───── Data listing

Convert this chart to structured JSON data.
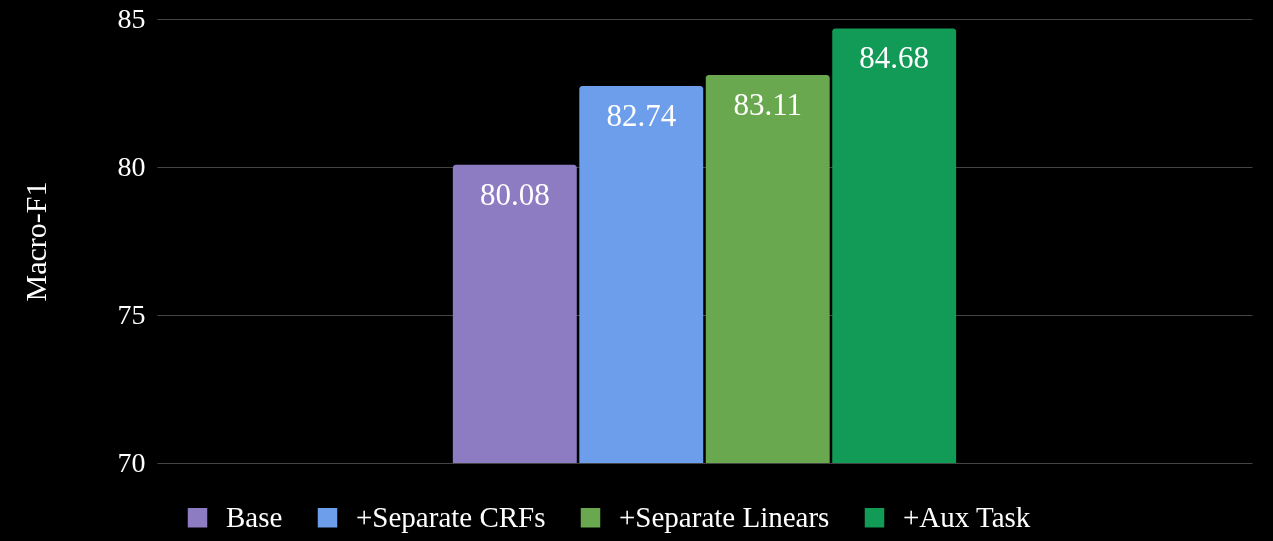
{
  "chart_data": {
    "type": "bar",
    "ylabel": "Macro-F1",
    "categories": [
      null
    ],
    "series": [
      {
        "name": "Base",
        "color": "#8e7cc3",
        "values": [
          80.08
        ]
      },
      {
        "name": "+Separate CRFs",
        "color": "#6d9eeb",
        "values": [
          82.74
        ]
      },
      {
        "name": "+Separate Linears",
        "color": "#6aa84f",
        "values": [
          83.11
        ]
      },
      {
        "name": "+Aux Task",
        "color": "#119b56",
        "values": [
          84.68
        ]
      }
    ],
    "ylim": [
      70,
      85
    ],
    "yticks": [
      70,
      75,
      80,
      85
    ],
    "grid": "y",
    "legend": "bottom",
    "data_labels": true
  }
}
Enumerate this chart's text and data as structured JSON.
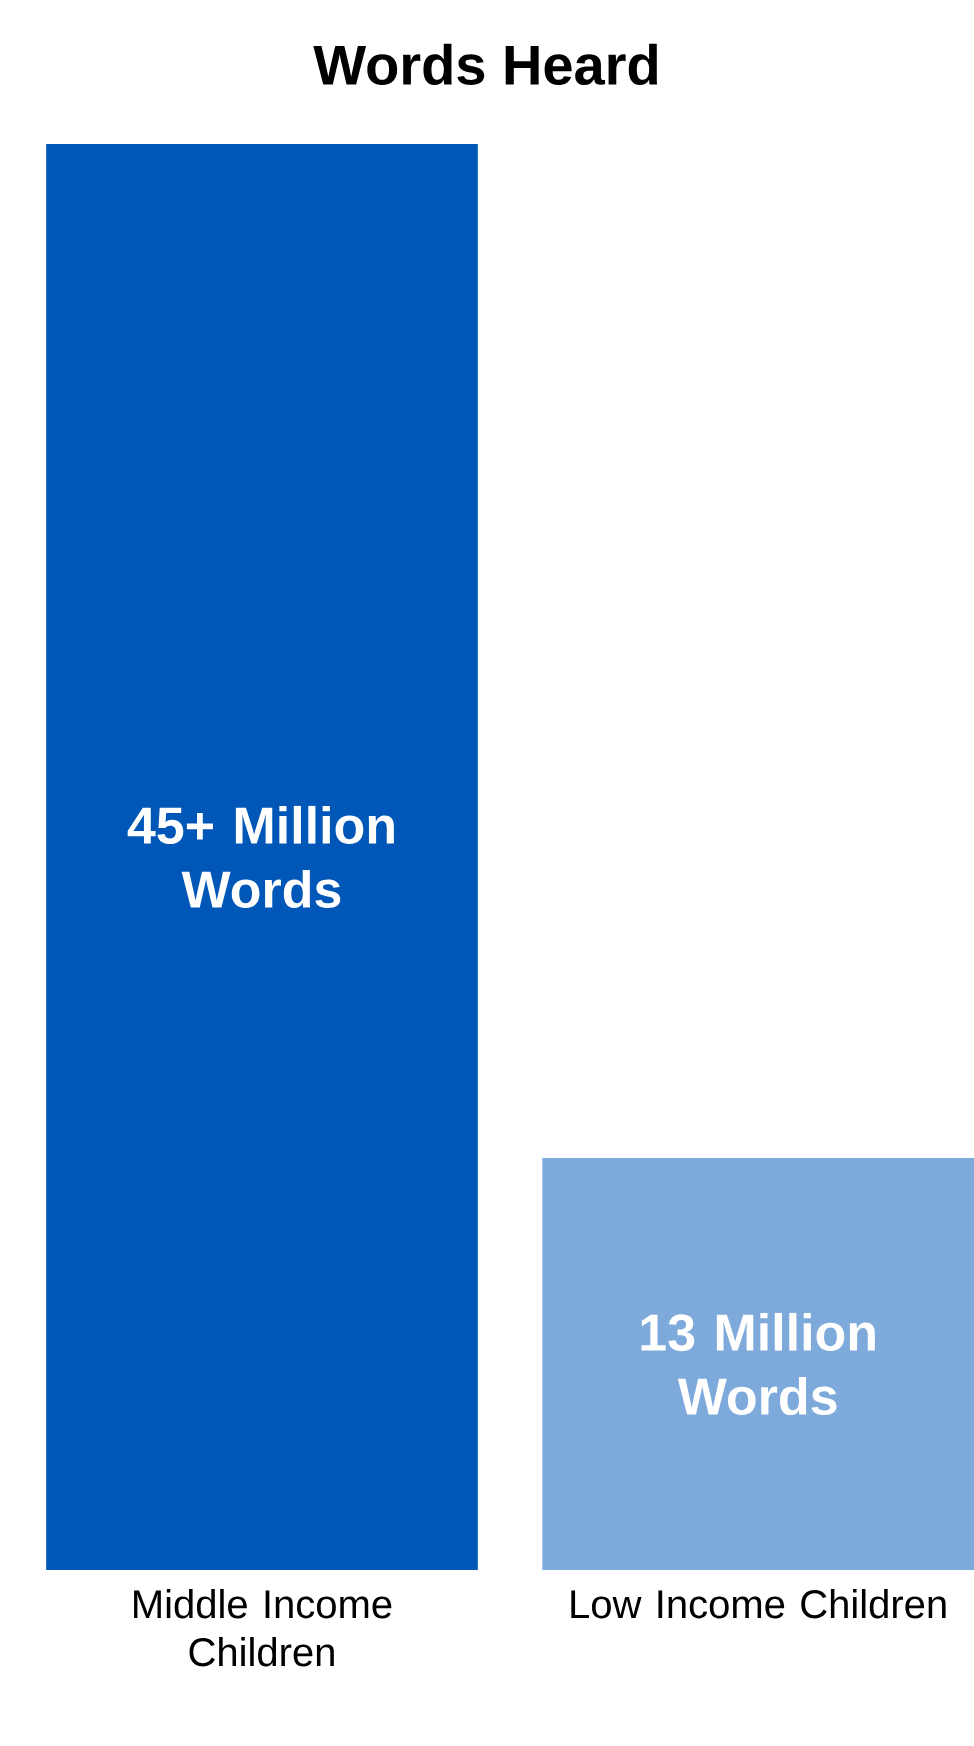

──────────

Copy all of the entries verbatim, leaving out any pictures they contain.

Convert this chart to structured JSON data.
{
  "chart_data": {
    "type": "bar",
    "ylabel": "Macro-F1",
    "categories": [
      null
    ],
    "series": [
      {
        "name": "Base",
        "color": "#8e7cc3",
        "values": [
          80.08
        ]
      },
      {
        "name": "+Separate CRFs",
        "color": "#6d9eeb",
        "values": [
          82.74
        ]
      },
      {
        "name": "+Separate Linears",
        "color": "#6aa84f",
        "values": [
          83.11
        ]
      },
      {
        "name": "+Aux Task",
        "color": "#119b56",
        "values": [
          84.68
        ]
      }
    ],
    "ylim": [
      70,
      85
    ],
    "yticks": [
      70,
      75,
      80,
      85
    ],
    "grid": "y",
    "legend": "bottom",
    "data_labels": true
  }
}
Enumerate this chart's text and data as structured JSON.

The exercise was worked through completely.